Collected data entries
start

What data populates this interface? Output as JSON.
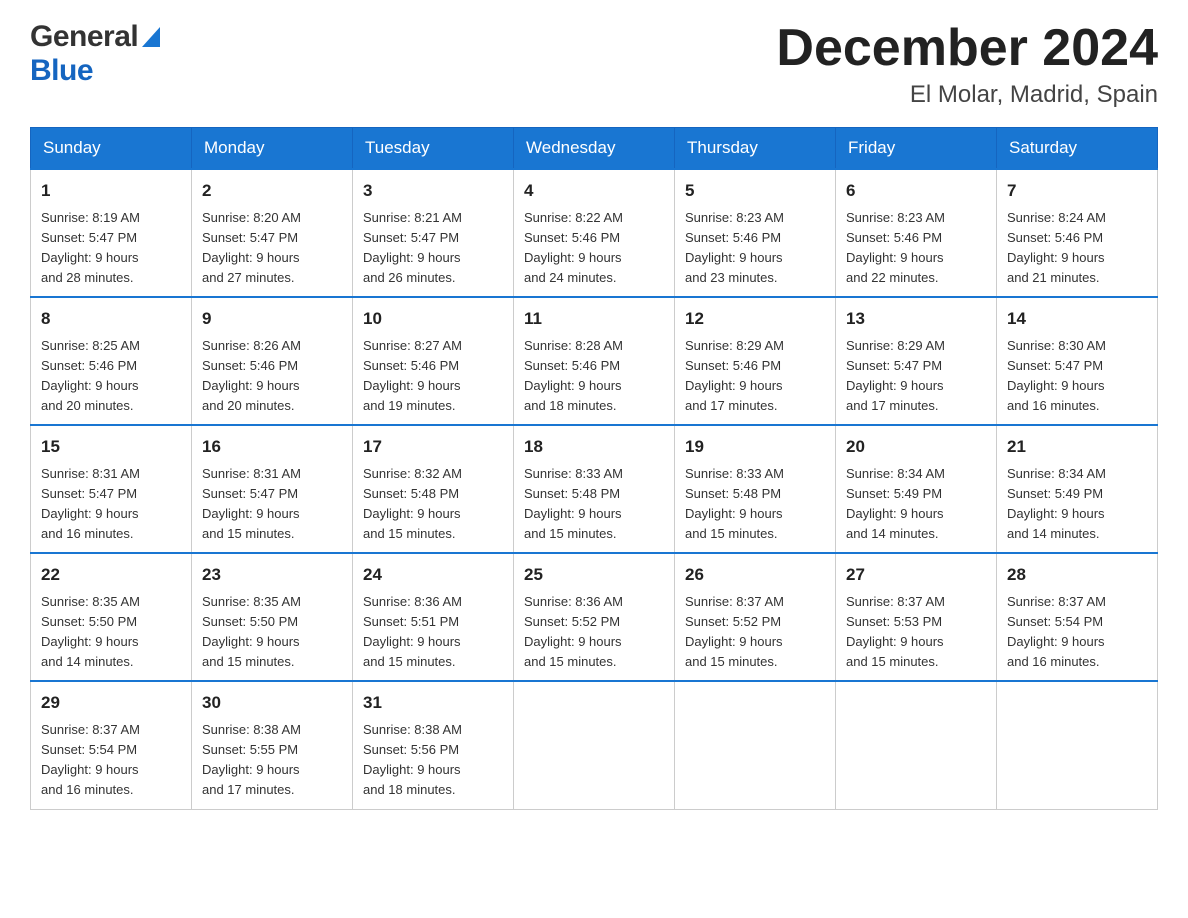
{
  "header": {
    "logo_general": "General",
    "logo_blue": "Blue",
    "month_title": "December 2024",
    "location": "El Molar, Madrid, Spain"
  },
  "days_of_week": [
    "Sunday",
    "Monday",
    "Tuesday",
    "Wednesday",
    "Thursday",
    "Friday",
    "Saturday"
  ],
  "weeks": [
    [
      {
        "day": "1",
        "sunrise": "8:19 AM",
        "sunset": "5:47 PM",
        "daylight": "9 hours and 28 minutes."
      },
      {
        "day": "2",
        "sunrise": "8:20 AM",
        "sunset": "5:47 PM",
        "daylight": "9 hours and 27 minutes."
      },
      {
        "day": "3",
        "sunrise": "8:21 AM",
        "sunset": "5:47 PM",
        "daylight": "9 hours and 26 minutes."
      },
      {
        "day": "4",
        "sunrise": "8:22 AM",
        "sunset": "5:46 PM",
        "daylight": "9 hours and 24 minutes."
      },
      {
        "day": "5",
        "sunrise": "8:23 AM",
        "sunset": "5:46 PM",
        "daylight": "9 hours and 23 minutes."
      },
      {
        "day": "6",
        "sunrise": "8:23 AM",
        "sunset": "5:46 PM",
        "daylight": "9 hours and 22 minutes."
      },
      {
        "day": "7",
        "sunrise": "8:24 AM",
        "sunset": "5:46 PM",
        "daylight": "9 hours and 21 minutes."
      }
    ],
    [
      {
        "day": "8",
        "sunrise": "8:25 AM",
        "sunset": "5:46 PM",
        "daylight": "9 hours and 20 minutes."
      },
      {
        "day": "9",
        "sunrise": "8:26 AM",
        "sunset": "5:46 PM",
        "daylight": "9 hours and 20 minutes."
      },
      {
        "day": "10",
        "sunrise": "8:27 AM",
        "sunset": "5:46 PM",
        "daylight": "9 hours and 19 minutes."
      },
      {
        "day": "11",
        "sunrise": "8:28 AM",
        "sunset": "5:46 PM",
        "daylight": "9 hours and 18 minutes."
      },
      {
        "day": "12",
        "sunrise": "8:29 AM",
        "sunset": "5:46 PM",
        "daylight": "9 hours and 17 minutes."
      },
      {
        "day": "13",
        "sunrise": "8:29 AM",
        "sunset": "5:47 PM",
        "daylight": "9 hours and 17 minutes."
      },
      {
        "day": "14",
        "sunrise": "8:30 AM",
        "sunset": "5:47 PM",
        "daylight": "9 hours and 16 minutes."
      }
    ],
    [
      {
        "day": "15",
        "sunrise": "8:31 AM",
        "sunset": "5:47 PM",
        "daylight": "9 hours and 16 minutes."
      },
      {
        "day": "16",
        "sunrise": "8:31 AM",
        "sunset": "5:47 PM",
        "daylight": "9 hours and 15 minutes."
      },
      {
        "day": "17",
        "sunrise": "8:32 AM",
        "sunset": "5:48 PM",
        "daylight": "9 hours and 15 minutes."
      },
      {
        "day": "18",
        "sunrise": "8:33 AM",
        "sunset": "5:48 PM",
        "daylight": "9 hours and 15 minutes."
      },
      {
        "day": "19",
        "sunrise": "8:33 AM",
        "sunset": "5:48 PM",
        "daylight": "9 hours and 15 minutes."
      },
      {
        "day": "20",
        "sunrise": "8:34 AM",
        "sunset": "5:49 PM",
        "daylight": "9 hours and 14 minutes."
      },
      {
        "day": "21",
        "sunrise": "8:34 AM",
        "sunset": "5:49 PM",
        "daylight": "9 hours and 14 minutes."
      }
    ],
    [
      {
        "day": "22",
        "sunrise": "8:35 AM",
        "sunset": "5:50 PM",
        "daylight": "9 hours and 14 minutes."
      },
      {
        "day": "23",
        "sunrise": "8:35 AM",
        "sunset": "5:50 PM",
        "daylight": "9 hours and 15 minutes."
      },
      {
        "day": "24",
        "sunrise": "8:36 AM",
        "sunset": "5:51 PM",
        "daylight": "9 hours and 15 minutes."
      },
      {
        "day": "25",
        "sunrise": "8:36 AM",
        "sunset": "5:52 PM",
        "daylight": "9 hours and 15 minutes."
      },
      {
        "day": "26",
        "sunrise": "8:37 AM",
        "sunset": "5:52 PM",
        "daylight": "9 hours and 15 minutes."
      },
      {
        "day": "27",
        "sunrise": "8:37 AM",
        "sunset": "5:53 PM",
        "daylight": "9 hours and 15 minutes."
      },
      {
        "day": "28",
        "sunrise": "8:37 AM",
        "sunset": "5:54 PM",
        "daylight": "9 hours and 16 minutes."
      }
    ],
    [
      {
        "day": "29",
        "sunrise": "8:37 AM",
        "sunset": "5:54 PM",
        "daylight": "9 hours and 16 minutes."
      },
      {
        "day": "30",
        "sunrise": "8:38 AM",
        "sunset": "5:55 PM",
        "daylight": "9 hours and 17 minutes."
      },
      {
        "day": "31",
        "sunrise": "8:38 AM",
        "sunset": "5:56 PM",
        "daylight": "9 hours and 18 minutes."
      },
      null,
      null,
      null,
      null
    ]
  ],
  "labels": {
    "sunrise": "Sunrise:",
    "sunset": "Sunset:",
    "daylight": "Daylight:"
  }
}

end
start

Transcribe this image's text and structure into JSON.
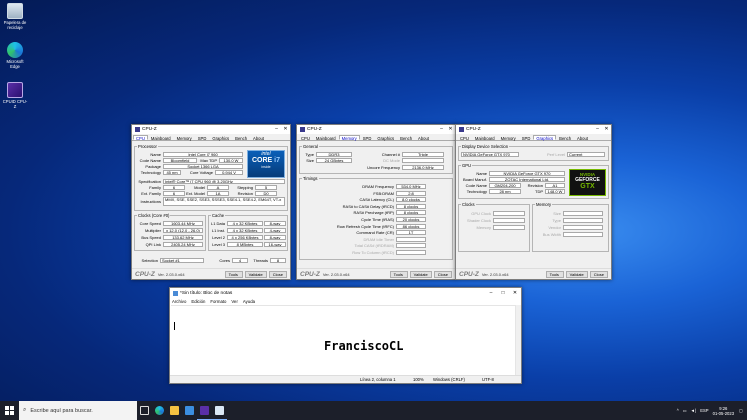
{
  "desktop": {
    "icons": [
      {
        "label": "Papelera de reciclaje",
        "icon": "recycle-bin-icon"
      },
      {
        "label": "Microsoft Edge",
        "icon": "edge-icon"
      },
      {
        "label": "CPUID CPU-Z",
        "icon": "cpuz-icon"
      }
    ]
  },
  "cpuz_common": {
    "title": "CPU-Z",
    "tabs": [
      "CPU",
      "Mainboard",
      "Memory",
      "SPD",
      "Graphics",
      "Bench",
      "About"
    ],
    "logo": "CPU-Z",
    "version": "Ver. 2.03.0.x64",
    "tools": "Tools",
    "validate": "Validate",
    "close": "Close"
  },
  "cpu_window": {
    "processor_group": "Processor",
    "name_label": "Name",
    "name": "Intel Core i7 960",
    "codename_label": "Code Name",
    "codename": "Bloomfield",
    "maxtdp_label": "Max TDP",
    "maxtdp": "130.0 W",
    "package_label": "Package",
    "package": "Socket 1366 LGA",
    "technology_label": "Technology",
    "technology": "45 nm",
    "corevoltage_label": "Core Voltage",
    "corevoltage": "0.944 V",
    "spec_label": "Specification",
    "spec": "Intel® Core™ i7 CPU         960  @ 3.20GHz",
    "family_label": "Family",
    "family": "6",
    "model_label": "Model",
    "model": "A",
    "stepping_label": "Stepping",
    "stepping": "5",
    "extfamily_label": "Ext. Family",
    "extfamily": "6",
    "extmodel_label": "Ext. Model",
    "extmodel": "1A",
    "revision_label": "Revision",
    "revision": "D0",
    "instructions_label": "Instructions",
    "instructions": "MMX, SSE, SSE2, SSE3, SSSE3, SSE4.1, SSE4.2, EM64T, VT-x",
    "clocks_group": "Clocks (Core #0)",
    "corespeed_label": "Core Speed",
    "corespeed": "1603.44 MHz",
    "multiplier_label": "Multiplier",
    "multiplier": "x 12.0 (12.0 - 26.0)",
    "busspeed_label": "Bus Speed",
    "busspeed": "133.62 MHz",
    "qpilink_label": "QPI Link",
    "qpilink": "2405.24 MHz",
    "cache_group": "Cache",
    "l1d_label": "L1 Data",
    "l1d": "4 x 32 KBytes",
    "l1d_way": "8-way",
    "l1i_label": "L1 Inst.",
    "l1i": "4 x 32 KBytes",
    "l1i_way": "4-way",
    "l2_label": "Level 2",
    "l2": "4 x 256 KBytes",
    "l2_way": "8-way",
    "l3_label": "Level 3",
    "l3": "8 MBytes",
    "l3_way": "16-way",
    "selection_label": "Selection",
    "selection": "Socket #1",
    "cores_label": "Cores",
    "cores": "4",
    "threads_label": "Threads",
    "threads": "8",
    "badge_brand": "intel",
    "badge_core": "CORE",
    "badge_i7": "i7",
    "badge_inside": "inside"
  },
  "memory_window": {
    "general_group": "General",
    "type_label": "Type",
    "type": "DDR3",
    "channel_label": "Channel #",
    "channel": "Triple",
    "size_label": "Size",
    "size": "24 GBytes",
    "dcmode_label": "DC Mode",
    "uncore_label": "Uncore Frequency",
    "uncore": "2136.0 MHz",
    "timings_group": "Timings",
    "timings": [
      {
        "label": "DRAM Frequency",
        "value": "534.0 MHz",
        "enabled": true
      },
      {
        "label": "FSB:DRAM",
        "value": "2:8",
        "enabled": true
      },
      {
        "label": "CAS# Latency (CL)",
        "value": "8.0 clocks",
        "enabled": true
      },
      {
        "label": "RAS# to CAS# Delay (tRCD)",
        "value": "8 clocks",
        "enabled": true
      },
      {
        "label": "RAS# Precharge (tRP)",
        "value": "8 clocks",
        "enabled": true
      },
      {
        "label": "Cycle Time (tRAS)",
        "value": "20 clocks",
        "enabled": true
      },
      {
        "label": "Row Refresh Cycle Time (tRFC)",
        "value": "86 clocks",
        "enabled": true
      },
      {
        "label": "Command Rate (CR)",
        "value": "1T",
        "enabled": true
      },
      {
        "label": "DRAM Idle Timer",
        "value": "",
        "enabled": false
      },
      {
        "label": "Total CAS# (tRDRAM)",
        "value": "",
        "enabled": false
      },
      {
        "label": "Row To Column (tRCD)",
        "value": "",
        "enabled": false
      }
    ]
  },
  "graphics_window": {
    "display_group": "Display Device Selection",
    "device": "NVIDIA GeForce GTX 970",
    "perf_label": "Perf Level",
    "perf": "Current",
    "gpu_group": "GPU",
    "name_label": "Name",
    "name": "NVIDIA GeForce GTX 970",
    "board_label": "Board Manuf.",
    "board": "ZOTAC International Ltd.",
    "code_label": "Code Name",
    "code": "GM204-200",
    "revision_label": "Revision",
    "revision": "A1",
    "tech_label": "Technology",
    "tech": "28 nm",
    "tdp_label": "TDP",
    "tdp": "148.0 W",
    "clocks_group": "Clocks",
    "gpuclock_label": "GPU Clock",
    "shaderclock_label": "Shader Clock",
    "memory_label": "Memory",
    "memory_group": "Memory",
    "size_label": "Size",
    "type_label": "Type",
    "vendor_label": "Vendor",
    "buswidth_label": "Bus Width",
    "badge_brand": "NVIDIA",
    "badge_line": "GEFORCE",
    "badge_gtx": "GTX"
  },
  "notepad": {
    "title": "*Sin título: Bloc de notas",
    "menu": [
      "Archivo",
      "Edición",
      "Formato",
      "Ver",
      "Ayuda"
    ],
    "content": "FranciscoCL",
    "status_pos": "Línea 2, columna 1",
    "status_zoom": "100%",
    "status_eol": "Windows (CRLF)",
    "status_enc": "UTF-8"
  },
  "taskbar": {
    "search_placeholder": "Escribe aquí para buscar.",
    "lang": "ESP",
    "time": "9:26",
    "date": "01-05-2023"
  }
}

end

▶ [Directive]
Copy out all lines where the word "Socket" appears.

▶ [Solution to the problem]
    "package": "Socket 1366 LGA",
    "selection": "Socket #1",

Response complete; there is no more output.